# Start of Supplied passage

POS Open/Close Classes

Open vs Closed, how readily(easy) do POS categories take on new words? Open:

  • Nouns
    • Proper(Australia) vs common (wombat)
    • Mass (rice) vs Count (bowls)
  • Verbs
  • Adj
  • Adv

Close:

  • Prepositions (in, on, with, for…)
  • Particles (brushed himself off)
  • Determiners
    • articles (a, an, the)
    • demonstratives (this, that, these, those)
    • quantifiers (each, every some two)
  • Pronouns
    • Person (I, me, she)
    • Possessive (my our)
    • interrogative or Whs( who, what, where, …)
  • Conjunctions (and, or, but, if, although …)
  • Modal verbs (can, could, may, might, must)
  • some more.. (negatives, politeness markers, etc)

# End of Supplied passage
# Start of Data provided

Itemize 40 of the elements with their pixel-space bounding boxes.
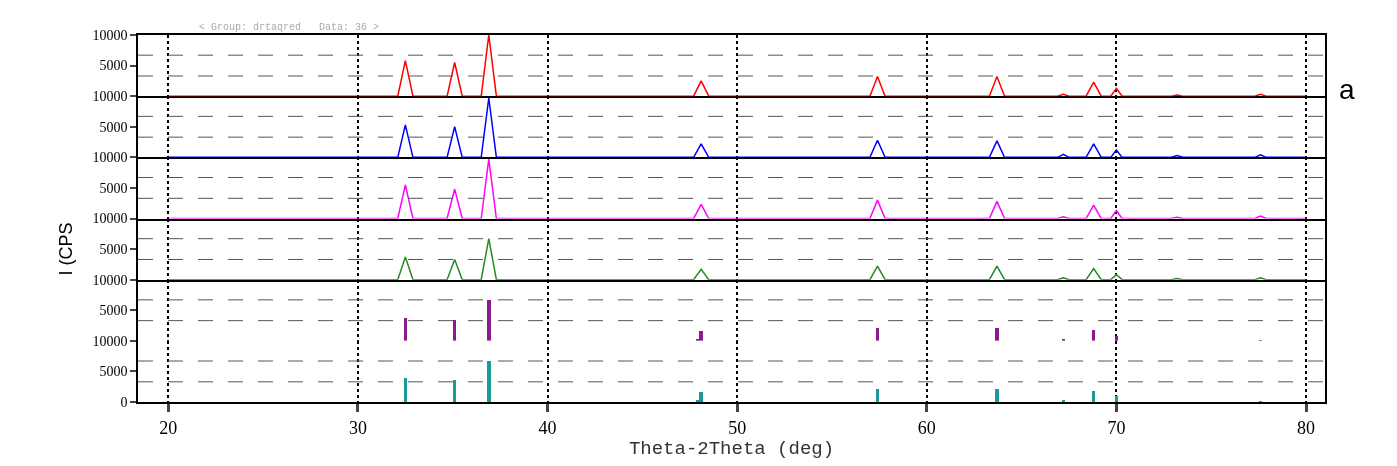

# End of Data provided

#### What to do
a - Answer these questions from the part-of-speech notes, please:
(i) Which word is given as the example of a proper noun?
(ii) What three kinds of determiners are listed?
(iii) Which phrase illustrates particles?
b - Carry on the part-of-speech notes from their final line.

#### Responses by task
a -
(i) Australia
(ii) Articles, demonstratives and quantifiers
(iii) "brushed himself off"

b -
Ambiguity

Many word types belong to multiple classes

Time flies like an arrow noun verb preposition determiner noun Fruit flies like a banana noun noun verb determiner noun

Tag sets

major Penn Treebank Tags

abbr meaning abbr meaning
NN noun VB verb
JJ adjective RB adverb
DT determiner CD cardinal number
IN preposition PRP personal pronoun
MD modal CC coordinating conjunction
RP particle WH wh-pronoun
TO to    

Penn Treebank Derived Tags

  • NN:
    • NNS (plural, wombats)
    • NNP (proper, Australia)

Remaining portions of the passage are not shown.